GOAL OF THE EXERCISE:
Take the material below and retype it in full; pictures are left out.

— start TASK INPUT —

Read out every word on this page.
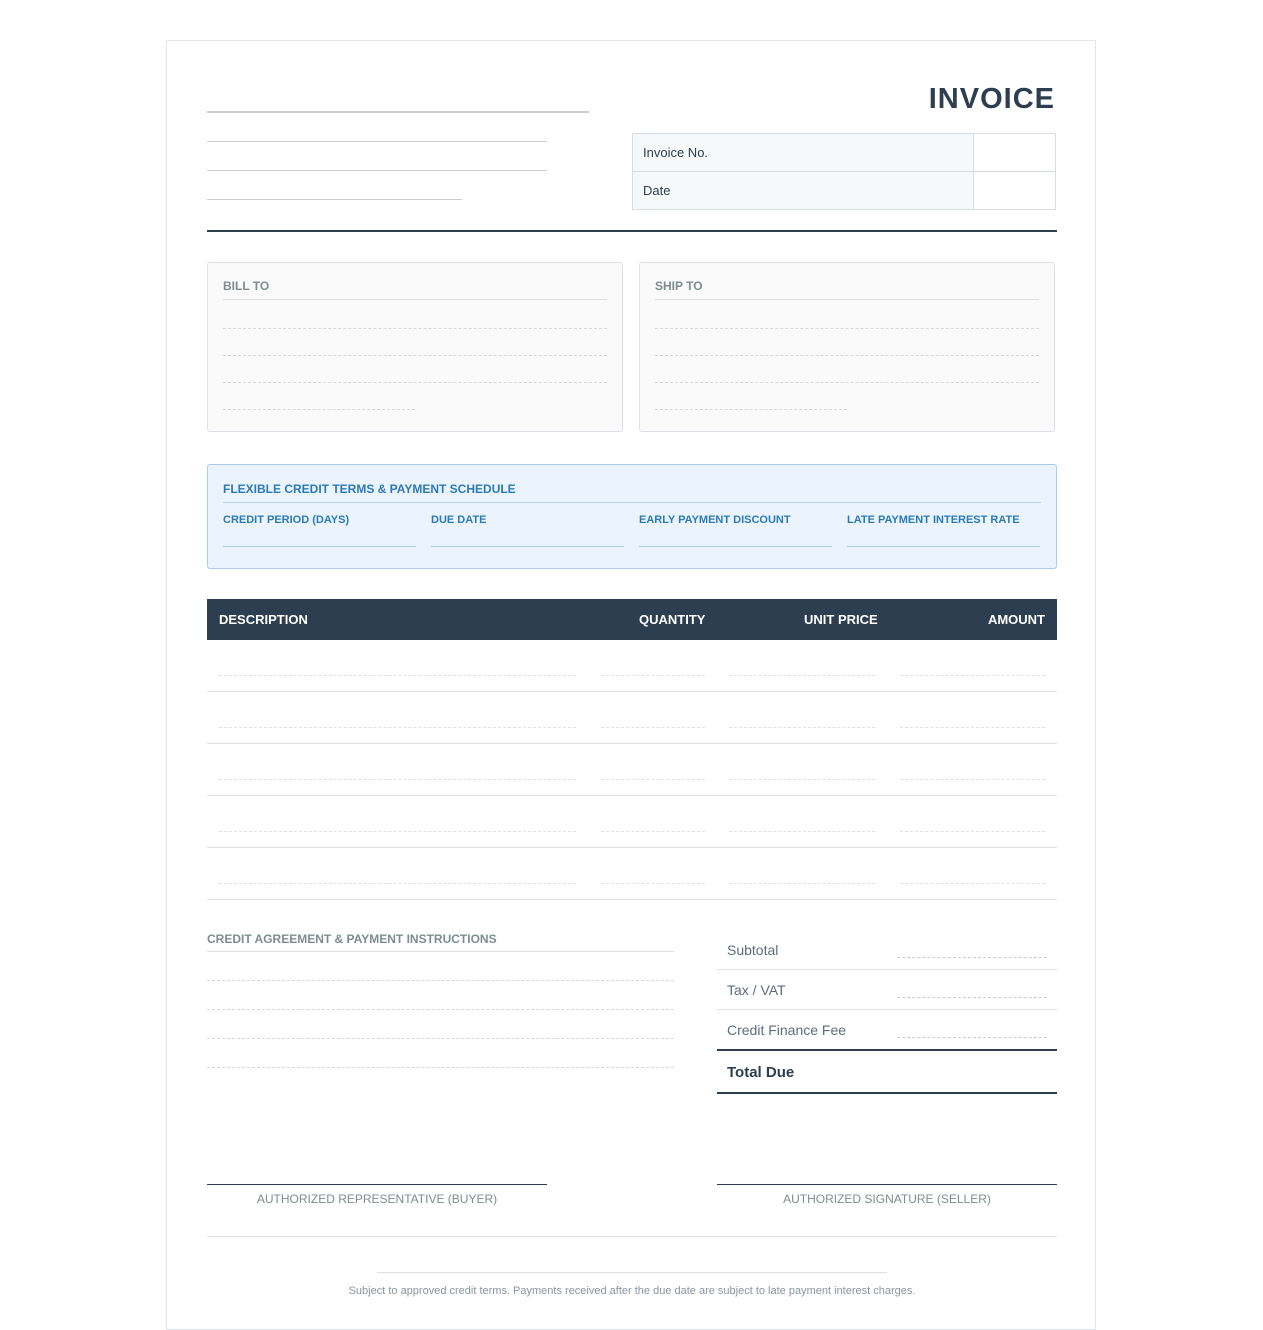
INVOICE
Invoice No.	
Date	
BILL TO	SHIP TO
FLEXIBLE CREDIT TERMS & PAYMENT SCHEDULE
CREDIT PERIOD (DAYS)	DUE DATE	EARLY PAYMENT DISCOUNT	LATE PAYMENT INTEREST RATE
DESCRIPTION	QUANTITY	UNIT PRICE	AMOUNT
CREDIT AGREEMENT & PAYMENT INSTRUCTIONS
Subtotal
Tax / VAT
Credit Finance Fee
Total Due
AUTHORIZED REPRESENTATIVE (BUYER)	AUTHORIZED SIGNATURE (SELLER)
Subject to approved credit terms. Payments received after the due date are subject to late payment interest charges.
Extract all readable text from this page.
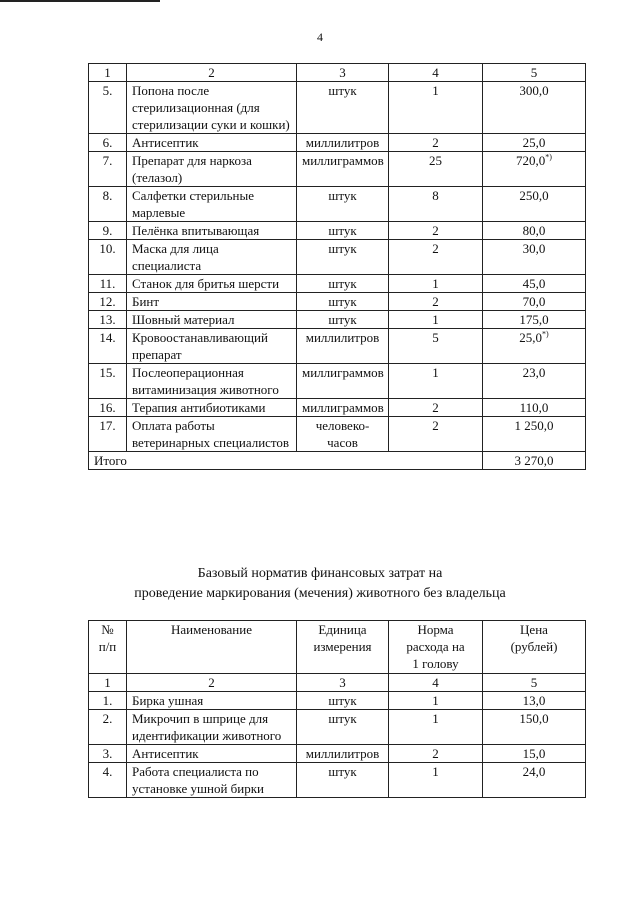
4
1	2	3	4	5
5.	Попона после стерилизационная (для стерилизации суки и кошки)	штук	1	300,0
6.	Антисептик	миллилитров	2	25,0
7.	Препарат для наркоза (телазол)	миллиграммов	25	720,0*)
8.	Салфетки стерильные марлевые	штук	8	250,0
9.	Пелёнка впитывающая	штук	2	80,0
10.	Маска для лица специалиста	штук	2	30,0
11.	Станок для бритья шерсти	штук	1	45,0
12.	Бинт	штук	2	70,0
13.	Шовный материал	штук	1	175,0
14.	Кровоостанавливающий препарат	миллилитров	5	25,0*)
15.	Послеоперационная витаминизация животного	миллиграммов	1	23,0
16.	Терапия антибиотиками	миллиграммов	2	110,0
17.	Оплата работы ветеринарных специалистов	человеко-часов	2	1 250,0
Итого				3 270,0
Базовый норматив финансовых затрат на
проведение маркирования (мечения) животного без владельца
№ п/п	Наименование	Единица измерения	Норма расхода на 1 голову	Цена (рублей)
1	2	3	4	5
1.	Бирка ушная	штук	1	13,0
2.	Микрочип в шприце для идентификации животного	штук	1	150,0
3.	Антисептик	миллилитров	2	15,0
4.	Работа специалиста по установке ушной бирки	штук	1	24,0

— end TASK INPUT —

EXERCISE OUTPUT:
Read out every word on this page.
INVOICE
Invoice No.	
Date	
BILL TO	SHIP TO
FLEXIBLE CREDIT TERMS & PAYMENT SCHEDULE
CREDIT PERIOD (DAYS)	DUE DATE	EARLY PAYMENT DISCOUNT	LATE PAYMENT INTEREST RATE
DESCRIPTION	QUANTITY	UNIT PRICE	AMOUNT
CREDIT AGREEMENT & PAYMENT INSTRUCTIONS
Subtotal
Tax / VAT
Credit Finance Fee
Total Due
AUTHORIZED REPRESENTATIVE (BUYER)	AUTHORIZED SIGNATURE (SELLER)
Subject to approved credit terms. Payments received after the due date are subject to late payment interest charges.
Extract all readable text from this page.
4
1	2	3	4	5
5.	Попона после стерилизационная (для стерилизации суки и кошки)	штук	1	300,0
6.	Антисептик	миллилитров	2	25,0
7.	Препарат для наркоза (телазол)	миллиграммов	25	720,0*)
8.	Салфетки стерильные марлевые	штук	8	250,0
9.	Пелёнка впитывающая	штук	2	80,0
10.	Маска для лица специалиста	штук	2	30,0
11.	Станок для бритья шерсти	штук	1	45,0
12.	Бинт	штук	2	70,0
13.	Шовный материал	штук	1	175,0
14.	Кровоостанавливающий препарат	миллилитров	5	25,0*)
15.	Послеоперационная витаминизация животного	миллиграммов	1	23,0
16.	Терапия антибиотиками	миллиграммов	2	110,0
17.	Оплата работы ветеринарных специалистов	человеко-часов	2	1 250,0
Итого				3 270,0
Базовый норматив финансовых затрат на
проведение маркирования (мечения) животного без владельца
№ п/п	Наименование	Единица измерения	Норма расхода на 1 голову	Цена (рублей)
1	2	3	4	5
1.	Бирка ушная	штук	1	13,0
2.	Микрочип в шприце для идентификации животного	штук	1	150,0
3.	Антисептик	миллилитров	2	15,0
4.	Работа специалиста по установке ушной бирки	штук	1	24,0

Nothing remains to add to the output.